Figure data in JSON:
----------

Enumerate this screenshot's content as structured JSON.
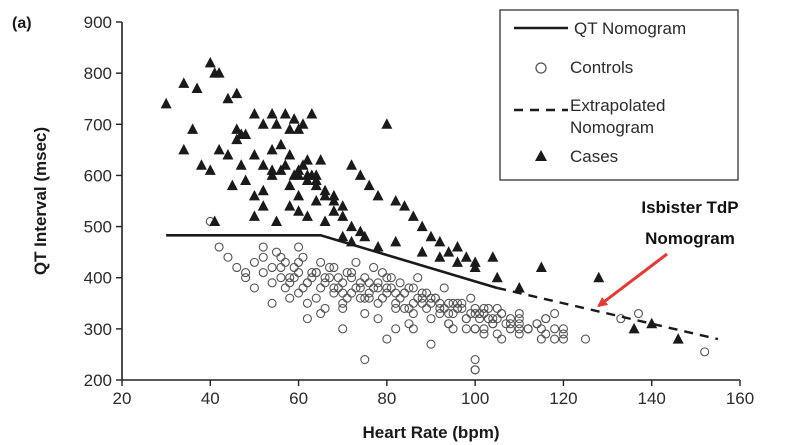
{
  "chart_data": {
    "type": "scatter",
    "panel_label": "(a)",
    "xlabel": "Heart Rate (bpm)",
    "ylabel": "QT Interval (msec)",
    "xlim": [
      20,
      160
    ],
    "ylim": [
      200,
      900
    ],
    "xticks": [
      20,
      40,
      60,
      80,
      100,
      120,
      140,
      160
    ],
    "yticks": [
      200,
      300,
      400,
      500,
      600,
      700,
      800,
      900
    ],
    "grid": false,
    "legend": {
      "placement": "top-right",
      "entries": [
        {
          "key": "nomogram",
          "label": "QT Nomogram",
          "marker": "solid-line"
        },
        {
          "key": "controls",
          "label": "Controls",
          "marker": "open-circle"
        },
        {
          "key": "extrapolated",
          "label_lines": [
            "Extrapolated",
            "Nomogram"
          ],
          "marker": "dashed-line"
        },
        {
          "key": "cases",
          "label": "Cases",
          "marker": "filled-triangle"
        }
      ]
    },
    "annotation": {
      "lines": [
        "Isbister TdP",
        "Nomogram"
      ],
      "color": "#e53935",
      "arrow_target": {
        "x": 128,
        "y": 345
      }
    },
    "colors": {
      "marks": "#1a1a1a",
      "controls": "#555555",
      "annotation": "#e53935"
    },
    "nomogram_line": {
      "x": [
        30,
        65,
        105
      ],
      "y": [
        483,
        483,
        380
      ]
    },
    "extrapolated_line": {
      "x": [
        105,
        155
      ],
      "y": [
        380,
        280
      ]
    },
    "cases": {
      "x": [
        30,
        34,
        37,
        40,
        41,
        42,
        44,
        46,
        46,
        47,
        34,
        36,
        38,
        40,
        42,
        44,
        46,
        47,
        48,
        50,
        52,
        54,
        55,
        57,
        58,
        59,
        60,
        61,
        63,
        65,
        50,
        52,
        54,
        56,
        58,
        59,
        60,
        61,
        62,
        63,
        64,
        45,
        48,
        50,
        52,
        54,
        56,
        58,
        60,
        62,
        64,
        66,
        68,
        50,
        52,
        55,
        58,
        60,
        62,
        64,
        66,
        68,
        70,
        72,
        74,
        54,
        57,
        60,
        62,
        64,
        66,
        68,
        70,
        72,
        74,
        76,
        78,
        80,
        82,
        84,
        86,
        88,
        90,
        92,
        94,
        96,
        98,
        100,
        104,
        41,
        70,
        72,
        75,
        78,
        82,
        88,
        92,
        96,
        100,
        105,
        110,
        115,
        128,
        136,
        140,
        146
      ],
      "y": [
        740,
        780,
        770,
        820,
        800,
        800,
        750,
        760,
        690,
        680,
        650,
        690,
        620,
        610,
        650,
        640,
        670,
        620,
        680,
        720,
        700,
        720,
        700,
        720,
        690,
        710,
        690,
        700,
        720,
        630,
        640,
        620,
        650,
        660,
        640,
        600,
        610,
        620,
        630,
        600,
        600,
        580,
        590,
        560,
        570,
        600,
        610,
        580,
        560,
        600,
        590,
        570,
        560,
        520,
        540,
        510,
        540,
        530,
        520,
        550,
        510,
        530,
        520,
        500,
        490,
        610,
        620,
        600,
        590,
        580,
        560,
        550,
        540,
        620,
        600,
        580,
        560,
        700,
        550,
        540,
        520,
        500,
        480,
        470,
        450,
        460,
        440,
        430,
        440,
        510,
        480,
        470,
        480,
        460,
        470,
        450,
        440,
        430,
        420,
        400,
        380,
        420,
        400,
        300,
        310,
        280
      ]
    },
    "controls": {
      "x": [
        40,
        42,
        44,
        46,
        48,
        50,
        52,
        54,
        56,
        57,
        58,
        59,
        60,
        61,
        62,
        63,
        64,
        65,
        66,
        67,
        68,
        69,
        70,
        71,
        72,
        73,
        74,
        75,
        76,
        77,
        78,
        79,
        80,
        81,
        82,
        83,
        84,
        85,
        86,
        87,
        88,
        89,
        90,
        91,
        92,
        93,
        94,
        95,
        96,
        97,
        98,
        99,
        100,
        101,
        102,
        103,
        104,
        105,
        106,
        107,
        108,
        110,
        112,
        114,
        116,
        118,
        120,
        125,
        133,
        137,
        152,
        48,
        50,
        52,
        54,
        56,
        58,
        60,
        62,
        64,
        66,
        68,
        70,
        72,
        74,
        76,
        78,
        80,
        82,
        84,
        86,
        88,
        90,
        92,
        94,
        96,
        98,
        100,
        102,
        104,
        106,
        108,
        110,
        112,
        114,
        116,
        118,
        120,
        55,
        57,
        59,
        61,
        63,
        65,
        67,
        69,
        71,
        73,
        75,
        77,
        79,
        81,
        83,
        85,
        87,
        89,
        91,
        93,
        95,
        97,
        99,
        101,
        103,
        105,
        52,
        56,
        60,
        64,
        68,
        72,
        76,
        80,
        84,
        88,
        92,
        96,
        100,
        104,
        108,
        112,
        116,
        120,
        58,
        62,
        66,
        70,
        74,
        78,
        82,
        86,
        90,
        94,
        98,
        102,
        106,
        110,
        54,
        62,
        70,
        78,
        86,
        94,
        102,
        110,
        118,
        65,
        75,
        85,
        95,
        105,
        115,
        60,
        70,
        80,
        90,
        100,
        110,
        75,
        82,
        100,
        100,
        100,
        115
      ],
      "y": [
        510,
        460,
        440,
        420,
        410,
        430,
        440,
        420,
        400,
        380,
        390,
        400,
        410,
        380,
        390,
        400,
        410,
        380,
        390,
        400,
        370,
        380,
        390,
        360,
        370,
        380,
        390,
        360,
        370,
        380,
        350,
        360,
        370,
        380,
        350,
        360,
        370,
        340,
        350,
        360,
        370,
        340,
        350,
        360,
        330,
        340,
        350,
        330,
        340,
        350,
        320,
        330,
        340,
        320,
        330,
        340,
        310,
        320,
        330,
        310,
        320,
        330,
        300,
        310,
        320,
        330,
        300,
        280,
        320,
        330,
        255,
        400,
        380,
        410,
        390,
        420,
        400,
        370,
        390,
        360,
        400,
        380,
        350,
        410,
        380,
        360,
        390,
        400,
        370,
        340,
        380,
        350,
        360,
        340,
        330,
        350,
        320,
        300,
        340,
        310,
        330,
        300,
        320,
        300,
        310,
        320,
        300,
        290,
        450,
        430,
        420,
        440,
        410,
        430,
        420,
        400,
        410,
        430,
        400,
        420,
        410,
        400,
        390,
        380,
        400,
        370,
        360,
        380,
        350,
        340,
        360,
        330,
        320,
        340,
        460,
        440,
        430,
        410,
        420,
        400,
        390,
        380,
        370,
        360,
        350,
        340,
        330,
        320,
        310,
        300,
        290,
        280,
        360,
        350,
        340,
        370,
        360,
        380,
        340,
        330,
        320,
        310,
        300,
        290,
        280,
        300,
        350,
        320,
        340,
        320,
        300,
        310,
        300,
        290,
        280,
        330,
        330,
        310,
        300,
        290,
        280,
        460,
        300,
        280,
        270,
        300,
        310,
        240,
        300,
        240,
        220,
        220,
        300
      ]
    }
  }
}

----------

Would you return the data exactly as written, without the pictures?

Enumerate this screenshot's content as structured JSON.
{
  "chart_data": {
    "type": "scatter",
    "panel_label": "(a)",
    "xlabel": "Heart Rate (bpm)",
    "ylabel": "QT Interval (msec)",
    "xlim": [
      20,
      160
    ],
    "ylim": [
      200,
      900
    ],
    "xticks": [
      20,
      40,
      60,
      80,
      100,
      120,
      140,
      160
    ],
    "yticks": [
      200,
      300,
      400,
      500,
      600,
      700,
      800,
      900
    ],
    "grid": false,
    "legend": {
      "placement": "top-right",
      "entries": [
        {
          "key": "nomogram",
          "label": "QT Nomogram",
          "marker": "solid-line"
        },
        {
          "key": "controls",
          "label": "Controls",
          "marker": "open-circle"
        },
        {
          "key": "extrapolated",
          "label_lines": [
            "Extrapolated",
            "Nomogram"
          ],
          "marker": "dashed-line"
        },
        {
          "key": "cases",
          "label": "Cases",
          "marker": "filled-triangle"
        }
      ]
    },
    "annotation": {
      "lines": [
        "Isbister TdP",
        "Nomogram"
      ],
      "color": "#e53935",
      "arrow_target": {
        "x": 128,
        "y": 345
      }
    },
    "colors": {
      "marks": "#1a1a1a",
      "controls": "#555555",
      "annotation": "#e53935"
    },
    "nomogram_line": {
      "x": [
        30,
        65,
        105
      ],
      "y": [
        483,
        483,
        380
      ]
    },
    "extrapolated_line": {
      "x": [
        105,
        155
      ],
      "y": [
        380,
        280
      ]
    },
    "cases": {
      "x": [
        30,
        34,
        37,
        40,
        41,
        42,
        44,
        46,
        46,
        47,
        34,
        36,
        38,
        40,
        42,
        44,
        46,
        47,
        48,
        50,
        52,
        54,
        55,
        57,
        58,
        59,
        60,
        61,
        63,
        65,
        50,
        52,
        54,
        56,
        58,
        59,
        60,
        61,
        62,
        63,
        64,
        45,
        48,
        50,
        52,
        54,
        56,
        58,
        60,
        62,
        64,
        66,
        68,
        50,
        52,
        55,
        58,
        60,
        62,
        64,
        66,
        68,
        70,
        72,
        74,
        54,
        57,
        60,
        62,
        64,
        66,
        68,
        70,
        72,
        74,
        76,
        78,
        80,
        82,
        84,
        86,
        88,
        90,
        92,
        94,
        96,
        98,
        100,
        104,
        41,
        70,
        72,
        75,
        78,
        82,
        88,
        92,
        96,
        100,
        105,
        110,
        115,
        128,
        136,
        140,
        146
      ],
      "y": [
        740,
        780,
        770,
        820,
        800,
        800,
        750,
        760,
        690,
        680,
        650,
        690,
        620,
        610,
        650,
        640,
        670,
        620,
        680,
        720,
        700,
        720,
        700,
        720,
        690,
        710,
        690,
        700,
        720,
        630,
        640,
        620,
        650,
        660,
        640,
        600,
        610,
        620,
        630,
        600,
        600,
        580,
        590,
        560,
        570,
        600,
        610,
        580,
        560,
        600,
        590,
        570,
        560,
        520,
        540,
        510,
        540,
        530,
        520,
        550,
        510,
        530,
        520,
        500,
        490,
        610,
        620,
        600,
        590,
        580,
        560,
        550,
        540,
        620,
        600,
        580,
        560,
        700,
        550,
        540,
        520,
        500,
        480,
        470,
        450,
        460,
        440,
        430,
        440,
        510,
        480,
        470,
        480,
        460,
        470,
        450,
        440,
        430,
        420,
        400,
        380,
        420,
        400,
        300,
        310,
        280
      ]
    },
    "controls": {
      "x": [
        40,
        42,
        44,
        46,
        48,
        50,
        52,
        54,
        56,
        57,
        58,
        59,
        60,
        61,
        62,
        63,
        64,
        65,
        66,
        67,
        68,
        69,
        70,
        71,
        72,
        73,
        74,
        75,
        76,
        77,
        78,
        79,
        80,
        81,
        82,
        83,
        84,
        85,
        86,
        87,
        88,
        89,
        90,
        91,
        92,
        93,
        94,
        95,
        96,
        97,
        98,
        99,
        100,
        101,
        102,
        103,
        104,
        105,
        106,
        107,
        108,
        110,
        112,
        114,
        116,
        118,
        120,
        125,
        133,
        137,
        152,
        48,
        50,
        52,
        54,
        56,
        58,
        60,
        62,
        64,
        66,
        68,
        70,
        72,
        74,
        76,
        78,
        80,
        82,
        84,
        86,
        88,
        90,
        92,
        94,
        96,
        98,
        100,
        102,
        104,
        106,
        108,
        110,
        112,
        114,
        116,
        118,
        120,
        55,
        57,
        59,
        61,
        63,
        65,
        67,
        69,
        71,
        73,
        75,
        77,
        79,
        81,
        83,
        85,
        87,
        89,
        91,
        93,
        95,
        97,
        99,
        101,
        103,
        105,
        52,
        56,
        60,
        64,
        68,
        72,
        76,
        80,
        84,
        88,
        92,
        96,
        100,
        104,
        108,
        112,
        116,
        120,
        58,
        62,
        66,
        70,
        74,
        78,
        82,
        86,
        90,
        94,
        98,
        102,
        106,
        110,
        54,
        62,
        70,
        78,
        86,
        94,
        102,
        110,
        118,
        65,
        75,
        85,
        95,
        105,
        115,
        60,
        70,
        80,
        90,
        100,
        110,
        75,
        82,
        100,
        100,
        100,
        115
      ],
      "y": [
        510,
        460,
        440,
        420,
        410,
        430,
        440,
        420,
        400,
        380,
        390,
        400,
        410,
        380,
        390,
        400,
        410,
        380,
        390,
        400,
        370,
        380,
        390,
        360,
        370,
        380,
        390,
        360,
        370,
        380,
        350,
        360,
        370,
        380,
        350,
        360,
        370,
        340,
        350,
        360,
        370,
        340,
        350,
        360,
        330,
        340,
        350,
        330,
        340,
        350,
        320,
        330,
        340,
        320,
        330,
        340,
        310,
        320,
        330,
        310,
        320,
        330,
        300,
        310,
        320,
        330,
        300,
        280,
        320,
        330,
        255,
        400,
        380,
        410,
        390,
        420,
        400,
        370,
        390,
        360,
        400,
        380,
        350,
        410,
        380,
        360,
        390,
        400,
        370,
        340,
        380,
        350,
        360,
        340,
        330,
        350,
        320,
        300,
        340,
        310,
        330,
        300,
        320,
        300,
        310,
        320,
        300,
        290,
        450,
        430,
        420,
        440,
        410,
        430,
        420,
        400,
        410,
        430,
        400,
        420,
        410,
        400,
        390,
        380,
        400,
        370,
        360,
        380,
        350,
        340,
        360,
        330,
        320,
        340,
        460,
        440,
        430,
        410,
        420,
        400,
        390,
        380,
        370,
        360,
        350,
        340,
        330,
        320,
        310,
        300,
        290,
        280,
        360,
        350,
        340,
        370,
        360,
        380,
        340,
        330,
        320,
        310,
        300,
        290,
        280,
        300,
        350,
        320,
        340,
        320,
        300,
        310,
        300,
        290,
        280,
        330,
        330,
        310,
        300,
        290,
        280,
        460,
        300,
        280,
        270,
        300,
        310,
        240,
        300,
        240,
        220,
        220,
        300
      ]
    }
  }
}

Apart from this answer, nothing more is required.